===== RECORDS SHOWN
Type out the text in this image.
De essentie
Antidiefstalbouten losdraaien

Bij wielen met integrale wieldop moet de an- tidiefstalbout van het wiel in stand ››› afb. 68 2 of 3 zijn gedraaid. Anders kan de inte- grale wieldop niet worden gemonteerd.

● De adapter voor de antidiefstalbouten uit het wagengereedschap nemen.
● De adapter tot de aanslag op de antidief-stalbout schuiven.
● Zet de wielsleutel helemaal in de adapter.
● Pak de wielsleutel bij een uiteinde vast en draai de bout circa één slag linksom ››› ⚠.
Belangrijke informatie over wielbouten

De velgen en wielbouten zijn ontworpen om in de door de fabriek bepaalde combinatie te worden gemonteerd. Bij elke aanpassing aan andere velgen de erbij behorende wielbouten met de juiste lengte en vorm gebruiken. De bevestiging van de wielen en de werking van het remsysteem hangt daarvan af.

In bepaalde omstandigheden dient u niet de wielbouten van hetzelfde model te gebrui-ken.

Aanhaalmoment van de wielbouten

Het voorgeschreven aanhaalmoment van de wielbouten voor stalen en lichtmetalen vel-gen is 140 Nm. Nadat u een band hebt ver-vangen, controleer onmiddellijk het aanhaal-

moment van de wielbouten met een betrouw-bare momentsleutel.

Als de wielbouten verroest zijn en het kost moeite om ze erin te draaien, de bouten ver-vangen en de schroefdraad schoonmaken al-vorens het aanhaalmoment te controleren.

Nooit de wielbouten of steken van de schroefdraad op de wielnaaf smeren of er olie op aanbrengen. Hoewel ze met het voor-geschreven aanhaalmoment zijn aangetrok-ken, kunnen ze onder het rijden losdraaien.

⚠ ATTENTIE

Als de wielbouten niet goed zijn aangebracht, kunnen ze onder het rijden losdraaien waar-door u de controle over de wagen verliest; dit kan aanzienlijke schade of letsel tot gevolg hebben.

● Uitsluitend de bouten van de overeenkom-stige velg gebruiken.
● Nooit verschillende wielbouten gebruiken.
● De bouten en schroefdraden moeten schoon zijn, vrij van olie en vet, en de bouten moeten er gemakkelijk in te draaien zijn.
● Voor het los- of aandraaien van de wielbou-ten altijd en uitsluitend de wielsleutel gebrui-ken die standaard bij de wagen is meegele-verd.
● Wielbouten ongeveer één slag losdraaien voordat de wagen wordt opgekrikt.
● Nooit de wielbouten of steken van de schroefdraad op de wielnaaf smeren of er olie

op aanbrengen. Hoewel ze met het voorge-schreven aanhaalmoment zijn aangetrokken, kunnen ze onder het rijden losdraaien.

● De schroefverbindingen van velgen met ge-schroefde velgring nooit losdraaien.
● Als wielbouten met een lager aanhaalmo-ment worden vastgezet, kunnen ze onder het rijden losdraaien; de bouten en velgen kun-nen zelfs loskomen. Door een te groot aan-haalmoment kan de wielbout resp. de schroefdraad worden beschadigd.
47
==========
## SET EXERCISE
Return every line above in which the string "smeren" occurs.

## SOLUTION TO THE EXERCISE
Nooit de wielbouten of steken van de schroefdraad op de wielnaaf smeren of er olie op aanbrengen. Hoewel ze met het voor-geschreven aanhaalmoment zijn aangetrok-ken, kunnen ze onder het rijden losdraaien.
● Nooit de wielbouten of steken van de schroefdraad op de wielnaaf smeren of er olie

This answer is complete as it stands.